* **Task statement**
Reproduce the material exactly, omitting nothing.

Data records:
+++++

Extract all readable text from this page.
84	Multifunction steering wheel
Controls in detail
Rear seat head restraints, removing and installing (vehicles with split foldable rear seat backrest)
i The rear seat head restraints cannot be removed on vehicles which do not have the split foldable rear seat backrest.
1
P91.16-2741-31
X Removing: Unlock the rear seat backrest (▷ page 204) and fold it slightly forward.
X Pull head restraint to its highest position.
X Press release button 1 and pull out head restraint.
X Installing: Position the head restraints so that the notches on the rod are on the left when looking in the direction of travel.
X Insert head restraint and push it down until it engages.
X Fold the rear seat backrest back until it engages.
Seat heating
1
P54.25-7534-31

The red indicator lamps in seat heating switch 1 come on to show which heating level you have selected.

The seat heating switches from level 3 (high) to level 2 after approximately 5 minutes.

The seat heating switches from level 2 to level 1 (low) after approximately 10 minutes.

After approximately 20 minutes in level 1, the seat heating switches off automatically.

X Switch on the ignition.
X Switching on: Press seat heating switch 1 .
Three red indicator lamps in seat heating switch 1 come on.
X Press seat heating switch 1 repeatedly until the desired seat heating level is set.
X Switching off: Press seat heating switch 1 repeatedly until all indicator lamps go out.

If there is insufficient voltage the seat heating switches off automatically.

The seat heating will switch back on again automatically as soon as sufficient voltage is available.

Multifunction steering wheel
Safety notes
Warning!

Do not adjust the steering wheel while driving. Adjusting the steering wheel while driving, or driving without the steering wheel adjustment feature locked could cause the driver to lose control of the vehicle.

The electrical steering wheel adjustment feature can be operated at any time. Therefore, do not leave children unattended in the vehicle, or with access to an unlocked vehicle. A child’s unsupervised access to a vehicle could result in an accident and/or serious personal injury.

+++++

* **Result**
Extract all readable text from this page.
84	Multifunction steering wheel
Controls in detail
Rear seat head restraints, removing and installing (vehicles with split foldable rear seat backrest)
i The rear seat head restraints cannot be removed on vehicles which do not have the split foldable rear seat backrest.
1
P91.16-2741-31
X Removing: Unlock the rear seat backrest (▷ page 204) and fold it slightly forward.
X Pull head restraint to its highest position.
X Press release button 1 and pull out head restraint.
X Installing: Position the head restraints so that the notches on the rod are on the left when looking in the direction of travel.
X Insert head restraint and push it down until it engages.
X Fold the rear seat backrest back until it engages.
Seat heating
1
P54.25-7534-31

The red indicator lamps in seat heating switch 1 come on to show which heating level you have selected.

The seat heating switches from level 3 (high) to level 2 after approximately 5 minutes.

The seat heating switches from level 2 to level 1 (low) after approximately 10 minutes.

After approximately 20 minutes in level 1, the seat heating switches off automatically.

X Switch on the ignition.
X Switching on: Press seat heating switch 1 .
Three red indicator lamps in seat heating switch 1 come on.
X Press seat heating switch 1 repeatedly until the desired seat heating level is set.
X Switching off: Press seat heating switch 1 repeatedly until all indicator lamps go out.

If there is insufficient voltage the seat heating switches off automatically.

The seat heating will switch back on again automatically as soon as sufficient voltage is available.

Multifunction steering wheel
Safety notes
Warning!

Do not adjust the steering wheel while driving. Adjusting the steering wheel while driving, or driving without the steering wheel adjustment feature locked could cause the driver to lose control of the vehicle.

The electrical steering wheel adjustment feature can be operated at any time. Therefore, do not leave children unattended in the vehicle, or with access to an unlocked vehicle. A child’s unsupervised access to a vehicle could result in an accident and/or serious personal injury.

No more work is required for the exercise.